--- Records for the task ---

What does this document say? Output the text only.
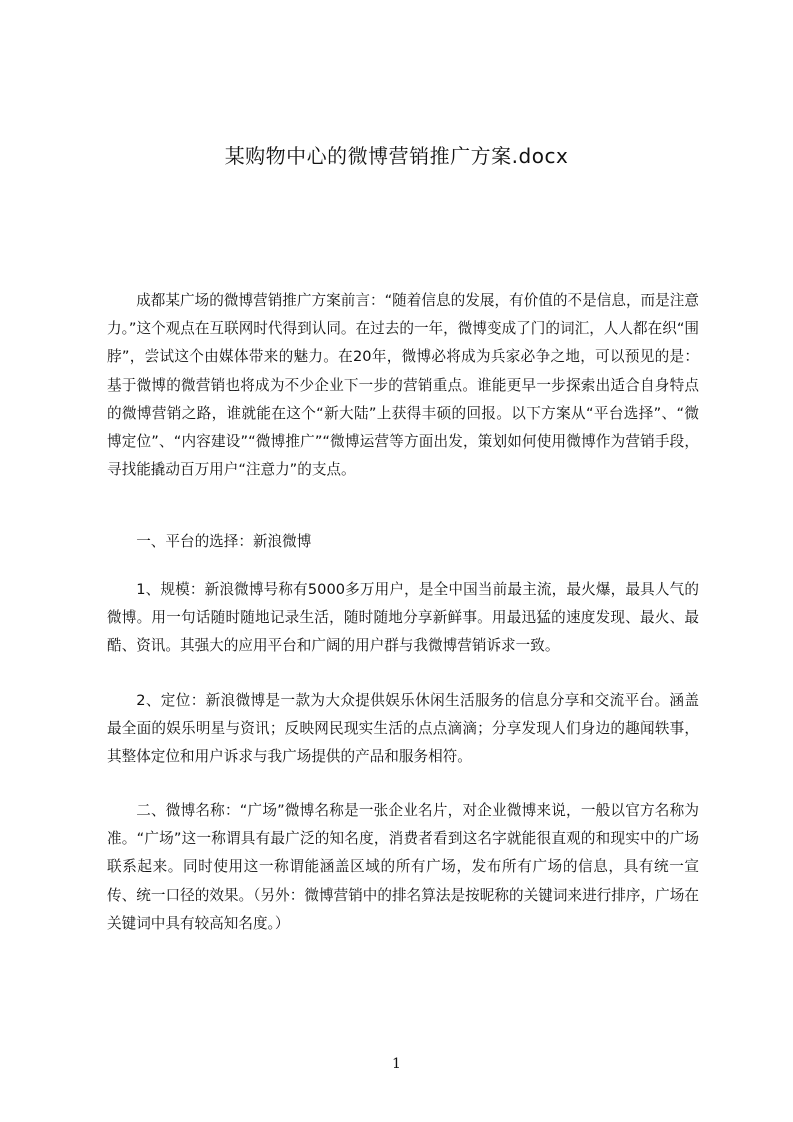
某购物中心的微博营销推广方案.docx

成都某广场的微博营销推广方案前言：“随着信息的发展，有价值的不是信息，而是注意力。”这个观点在互联网时代得到认同。在过去的一年，微博变成了门的词汇，人人都在织“围脖”，尝试这个由媒体带来的魅力。在20年，微博必将成为兵家必争之地，可以预见的是：基于微博的微营销也将成为不少企业下一步的营销重点。谁能更早一步探索出适合自身特点的微博营销之路，谁就能在这个“新大陆”上获得丰硕的回报。以下方案从“平台选择”、“微博定位”、“内容建设”“微博推广”“微博运营等方面出发，策划如何使用微博作为营销手段，寻找能撬动百万用户“注意力”的支点。

一、平台的选择：新浪微博

1、规模：新浪微博号称有5000多万用户，是全中国当前最主流，最火爆，最具人气的微博。用一句话随时随地记录生活，随时随地分享新鲜事。用最迅猛的速度发现、最火、最酷、资讯。其强大的应用平台和广阔的用户群与我微博营销诉求一致。

2、定位：新浪微博是一款为大众提供娱乐休闲生活服务的信息分享和交流平台。涵盖最全面的娱乐明星与资讯；反映网民现实生活的点点滴滴；分享发现人们身边的趣闻轶事，其整体定位和用户诉求与我广场提供的产品和服务相符。

二、微博名称：“广场”微博名称是一张企业名片，对企业微博来说，一般以官方名称为准。“广场”这一称谓具有最广泛的知名度，消费者看到这名字就能很直观的和现实中的广场联系起来。同时使用这一称谓能涵盖区域的所有广场，发布所有广场的信息，具有统一宣传、统一口径的效果。（另外：微博营销中的排名算法是按昵称的关键词来进行排序，广场在关键词中具有较高知名度。）

1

---

*Stated problem*
Without including any pictures, print all of the material exactly as given.

*Reply to the exercise*
What does this document say? Output the text only.
某购物中心的微博营销推广方案.docx

成都某广场的微博营销推广方案前言：“随着信息的发展，有价值的不是信息，而是注意力。”这个观点在互联网时代得到认同。在过去的一年，微博变成了门的词汇，人人都在织“围脖”，尝试这个由媒体带来的魅力。在20年，微博必将成为兵家必争之地，可以预见的是：基于微博的微营销也将成为不少企业下一步的营销重点。谁能更早一步探索出适合自身特点的微博营销之路，谁就能在这个“新大陆”上获得丰硕的回报。以下方案从“平台选择”、“微博定位”、“内容建设”“微博推广”“微博运营等方面出发，策划如何使用微博作为营销手段，寻找能撬动百万用户“注意力”的支点。

一、平台的选择：新浪微博

1、规模：新浪微博号称有5000多万用户，是全中国当前最主流，最火爆，最具人气的微博。用一句话随时随地记录生活，随时随地分享新鲜事。用最迅猛的速度发现、最火、最酷、资讯。其强大的应用平台和广阔的用户群与我微博营销诉求一致。

2、定位：新浪微博是一款为大众提供娱乐休闲生活服务的信息分享和交流平台。涵盖最全面的娱乐明星与资讯；反映网民现实生活的点点滴滴；分享发现人们身边的趣闻轶事，其整体定位和用户诉求与我广场提供的产品和服务相符。

二、微博名称：“广场”微博名称是一张企业名片，对企业微博来说，一般以官方名称为准。“广场”这一称谓具有最广泛的知名度，消费者看到这名字就能很直观的和现实中的广场联系起来。同时使用这一称谓能涵盖区域的所有广场，发布所有广场的信息，具有统一宣传、统一口径的效果。（另外：微博营销中的排名算法是按昵称的关键词来进行排序，广场在关键词中具有较高知名度。）

1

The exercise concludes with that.